Stored dataset items:

----

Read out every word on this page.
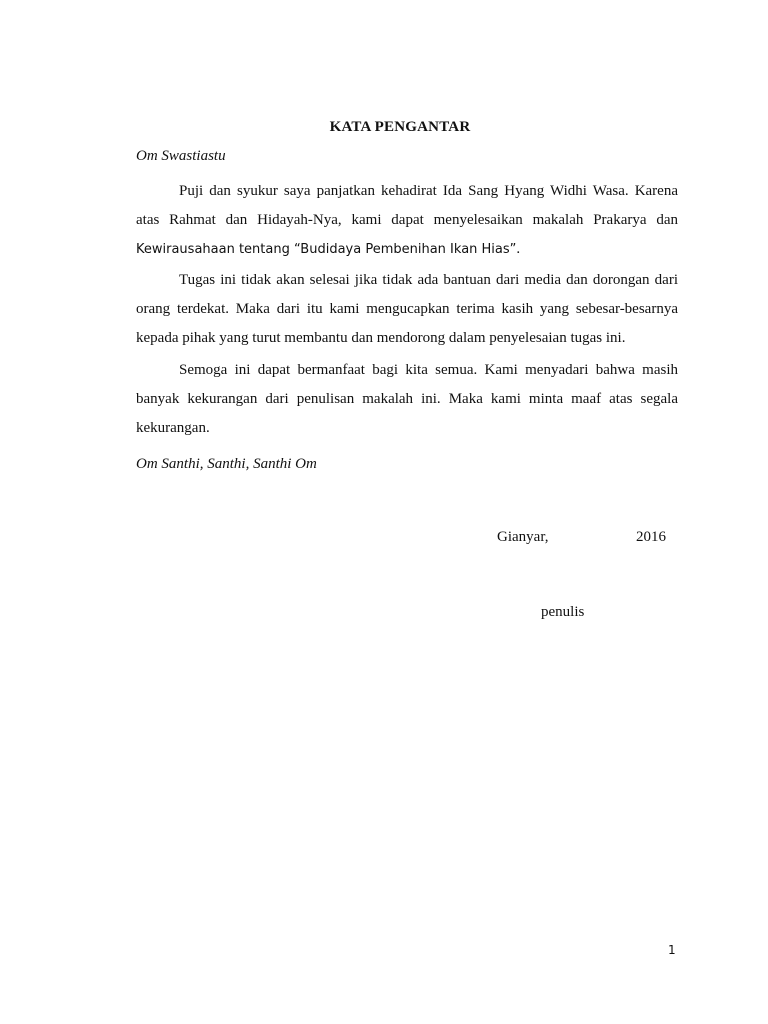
KATA PENGANTAR
Om Swastiastu

Puji dan syukur saya panjatkan kehadirat Ida Sang Hyang Widhi Wasa. Karena atas Rahmat dan Hidayah-Nya, kami dapat menyelesaikan makalah Prakarya dan Kewirausahaan tentang “Budidaya Pembenihan Ikan Hias”.

Tugas ini tidak akan selesai jika tidak ada bantuan dari media dan dorongan dari orang terdekat. Maka dari itu kami mengucapkan terima kasih yang sebesar-besarnya kepada pihak yang turut membantu dan mendorong dalam penyelesaian tugas ini.

Semoga ini dapat bermanfaat bagi kita semua. Kami menyadari bahwa masih banyak kekurangan dari penulisan makalah ini. Maka kami minta maaf atas segala kekurangan.

Om Santhi, Santhi, Santhi Om
Gianyar,	2016
penulis
1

----

▸ **Directions for this task**
Set down the records in full and exactly. Do not carry over any image.

▸ **Output for this task**
Read out every word on this page.
KATA PENGANTAR
Om Swastiastu

Puji dan syukur saya panjatkan kehadirat Ida Sang Hyang Widhi Wasa. Karena atas Rahmat dan Hidayah-Nya, kami dapat menyelesaikan makalah Prakarya dan Kewirausahaan tentang “Budidaya Pembenihan Ikan Hias”.

Tugas ini tidak akan selesai jika tidak ada bantuan dari media dan dorongan dari orang terdekat. Maka dari itu kami mengucapkan terima kasih yang sebesar-besarnya kepada pihak yang turut membantu dan mendorong dalam penyelesaian tugas ini.

Semoga ini dapat bermanfaat bagi kita semua. Kami menyadari bahwa masih banyak kekurangan dari penulisan makalah ini. Maka kami minta maaf atas segala kekurangan.

Om Santhi, Santhi, Santhi Om
Gianyar,	2016
penulis
1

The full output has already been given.